• WHAT IS BEING ASKED
Word for word, give the material below again, minus any images.

--- START OF SUPPLIED DATA ---

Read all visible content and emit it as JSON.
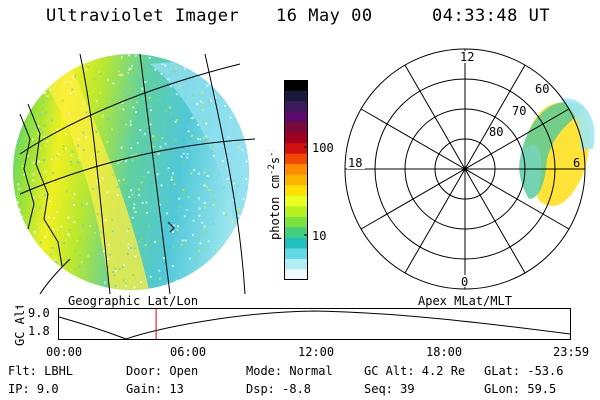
{
  "header": {
    "title": "Ultraviolet Imager",
    "date": "16 May 00",
    "time": "04:33:48 UT"
  },
  "colorbar": {
    "label": "photon cm",
    "label_exp1": "-2",
    "label_s": "s",
    "label_exp2": "-1",
    "tick_high": "100",
    "tick_low": "10",
    "colors": [
      "#000000",
      "#1a1a3a",
      "#3a1a5a",
      "#5a0a6a",
      "#7a0a3a",
      "#a00020",
      "#d01010",
      "#f04a00",
      "#ff8c00",
      "#ffb400",
      "#ffe000",
      "#e8ff20",
      "#b8f020",
      "#7ce040",
      "#40d080",
      "#20c0c0",
      "#60d8e8",
      "#b0eef5",
      "#f0f8ff"
    ]
  },
  "polar": {
    "label_top": "12",
    "label_bottom": "0",
    "label_left": "18",
    "label_right": "6",
    "ring_60": "60",
    "ring_70": "70",
    "ring_80": "80"
  },
  "labels": {
    "geographic": "Geographic Lat/Lon",
    "apex": "Apex MLat/MLT"
  },
  "timeline": {
    "ylabel": "GC Alt",
    "ytick_high": "9.0",
    "ytick_low": "1.8",
    "xticks": [
      "00:00",
      "06:00",
      "12:00",
      "18:00",
      "23:59"
    ],
    "marker_fraction": 0.19
  },
  "status": {
    "filter": "Flt: LBHL",
    "ip": "IP:  9.0",
    "door": "Door: Open",
    "gain": "Gain: 13",
    "mode": "Mode: Normal",
    "dsp": "Dsp:    -8.8",
    "gcalt": "GC Alt: 4.2 Re",
    "seq": "Seq: 39",
    "glat": "GLat:  -53.6",
    "glon": "GLon:  59.5"
  }
}
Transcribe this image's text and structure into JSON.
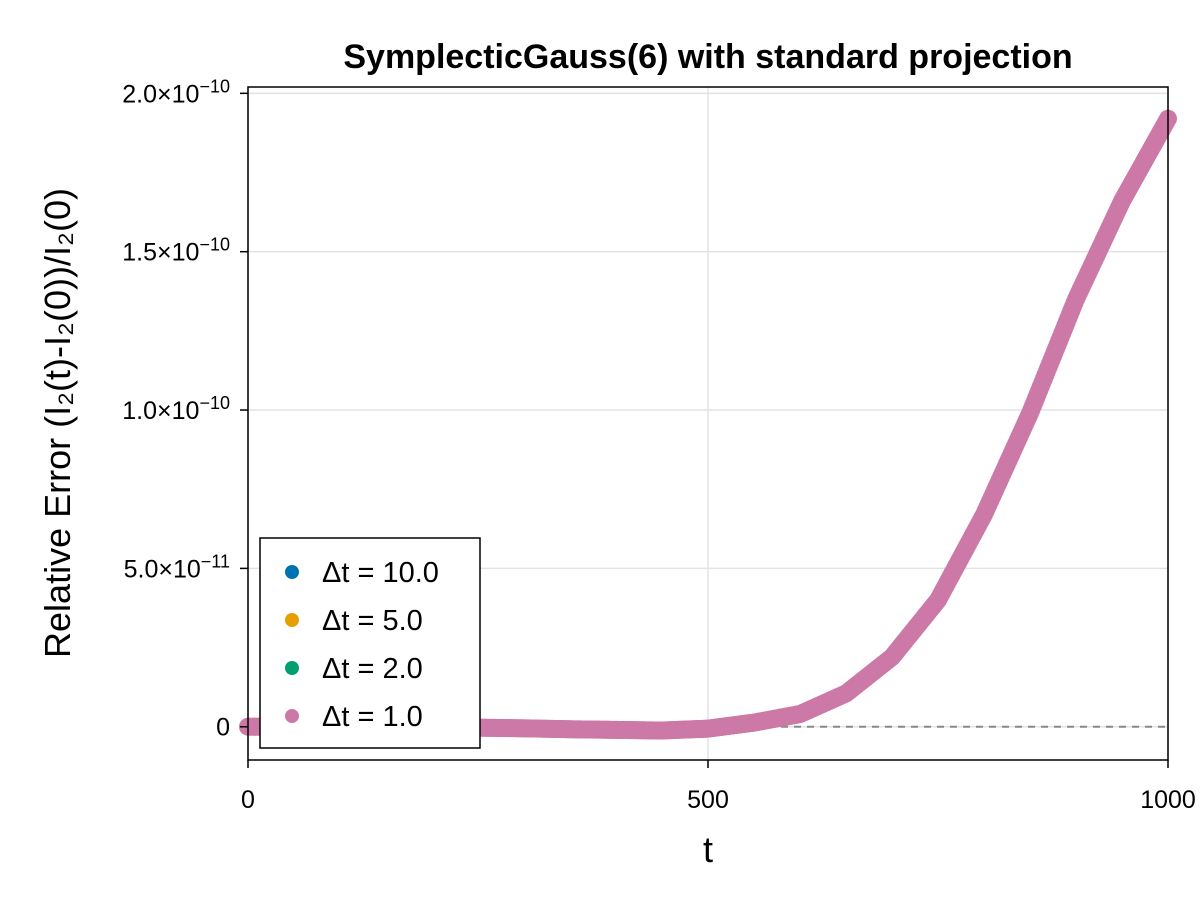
{
  "chart_data": {
    "type": "scatter",
    "title": "SymplecticGauss(6) with standard projection",
    "xlabel": "t",
    "ylabel": "Relative Error (I₂(t)-I₂(0))/I₂(0)",
    "xlim": [
      0,
      1000
    ],
    "ylim": [
      -1.05e-11,
      2.02e-10
    ],
    "xticks": [
      {
        "value": 0,
        "label": "0"
      },
      {
        "value": 500,
        "label": "500"
      },
      {
        "value": 1000,
        "label": "1000"
      }
    ],
    "yticks": [
      {
        "value": 0,
        "label": "0",
        "exp": ""
      },
      {
        "value": 5e-11,
        "label": "5.0×10",
        "exp": "−11"
      },
      {
        "value": 1e-10,
        "label": "1.0×10",
        "exp": "−10"
      },
      {
        "value": 1.5e-10,
        "label": "1.5×10",
        "exp": "−10"
      },
      {
        "value": 2e-10,
        "label": "2.0×10",
        "exp": "−10"
      }
    ],
    "grid": true,
    "legend_position": "bottom-left",
    "reference_line": {
      "y": 0,
      "style": "dashed",
      "color": "#888888"
    },
    "series": [
      {
        "name": "Δt = 10.0",
        "color": "#0072b2",
        "visible_points": false
      },
      {
        "name": "Δt = 5.0",
        "color": "#e69f00",
        "visible_points": false
      },
      {
        "name": "Δt = 2.0",
        "color": "#009e73",
        "visible_points": false
      },
      {
        "name": "Δt = 1.0",
        "color": "#cc79a7",
        "x": [
          0,
          50,
          100,
          150,
          200,
          250,
          300,
          350,
          400,
          450,
          500,
          550,
          600,
          650,
          700,
          750,
          800,
          850,
          900,
          950,
          1000
        ],
        "y": [
          0,
          0,
          0,
          0,
          -1e-13,
          -3e-13,
          -5e-13,
          -8e-13,
          -1e-12,
          -1.2e-12,
          -6e-13,
          1.3e-12,
          4e-12,
          1.05e-11,
          2.2e-11,
          4e-11,
          6.7e-11,
          9.9e-11,
          1.35e-10,
          1.66e-10,
          1.92e-10
        ]
      }
    ]
  }
}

--- END OF SUPPLIED DATA ---

• WRITTEN RESPONSE
Read all visible content and emit it as JSON.
{
  "header": {
    "title": "Ultraviolet Imager",
    "date": "16 May 00",
    "time": "04:33:48 UT"
  },
  "colorbar": {
    "label": "photon cm",
    "label_exp1": "-2",
    "label_s": "s",
    "label_exp2": "-1",
    "tick_high": "100",
    "tick_low": "10",
    "colors": [
      "#000000",
      "#1a1a3a",
      "#3a1a5a",
      "#5a0a6a",
      "#7a0a3a",
      "#a00020",
      "#d01010",
      "#f04a00",
      "#ff8c00",
      "#ffb400",
      "#ffe000",
      "#e8ff20",
      "#b8f020",
      "#7ce040",
      "#40d080",
      "#20c0c0",
      "#60d8e8",
      "#b0eef5",
      "#f0f8ff"
    ]
  },
  "polar": {
    "label_top": "12",
    "label_bottom": "0",
    "label_left": "18",
    "label_right": "6",
    "ring_60": "60",
    "ring_70": "70",
    "ring_80": "80"
  },
  "labels": {
    "geographic": "Geographic Lat/Lon",
    "apex": "Apex MLat/MLT"
  },
  "timeline": {
    "ylabel": "GC Alt",
    "ytick_high": "9.0",
    "ytick_low": "1.8",
    "xticks": [
      "00:00",
      "06:00",
      "12:00",
      "18:00",
      "23:59"
    ],
    "marker_fraction": 0.19
  },
  "status": {
    "filter": "Flt: LBHL",
    "ip": "IP:  9.0",
    "door": "Door: Open",
    "gain": "Gain: 13",
    "mode": "Mode: Normal",
    "dsp": "Dsp:    -8.8",
    "gcalt": "GC Alt: 4.2 Re",
    "seq": "Seq: 39",
    "glat": "GLat:  -53.6",
    "glon": "GLon:  59.5"
  }
}
Transcribe this image's text and structure into JSON.
{
  "chart_data": {
    "type": "scatter",
    "title": "SymplecticGauss(6) with standard projection",
    "xlabel": "t",
    "ylabel": "Relative Error (I₂(t)-I₂(0))/I₂(0)",
    "xlim": [
      0,
      1000
    ],
    "ylim": [
      -1.05e-11,
      2.02e-10
    ],
    "xticks": [
      {
        "value": 0,
        "label": "0"
      },
      {
        "value": 500,
        "label": "500"
      },
      {
        "value": 1000,
        "label": "1000"
      }
    ],
    "yticks": [
      {
        "value": 0,
        "label": "0",
        "exp": ""
      },
      {
        "value": 5e-11,
        "label": "5.0×10",
        "exp": "−11"
      },
      {
        "value": 1e-10,
        "label": "1.0×10",
        "exp": "−10"
      },
      {
        "value": 1.5e-10,
        "label": "1.5×10",
        "exp": "−10"
      },
      {
        "value": 2e-10,
        "label": "2.0×10",
        "exp": "−10"
      }
    ],
    "grid": true,
    "legend_position": "bottom-left",
    "reference_line": {
      "y": 0,
      "style": "dashed",
      "color": "#888888"
    },
    "series": [
      {
        "name": "Δt = 10.0",
        "color": "#0072b2",
        "visible_points": false
      },
      {
        "name": "Δt = 5.0",
        "color": "#e69f00",
        "visible_points": false
      },
      {
        "name": "Δt = 2.0",
        "color": "#009e73",
        "visible_points": false
      },
      {
        "name": "Δt = 1.0",
        "color": "#cc79a7",
        "x": [
          0,
          50,
          100,
          150,
          200,
          250,
          300,
          350,
          400,
          450,
          500,
          550,
          600,
          650,
          700,
          750,
          800,
          850,
          900,
          950,
          1000
        ],
        "y": [
          0,
          0,
          0,
          0,
          -1e-13,
          -3e-13,
          -5e-13,
          -8e-13,
          -1e-12,
          -1.2e-12,
          -6e-13,
          1.3e-12,
          4e-12,
          1.05e-11,
          2.2e-11,
          4e-11,
          6.7e-11,
          9.9e-11,
          1.35e-10,
          1.66e-10,
          1.92e-10
        ]
      }
    ]
  }
}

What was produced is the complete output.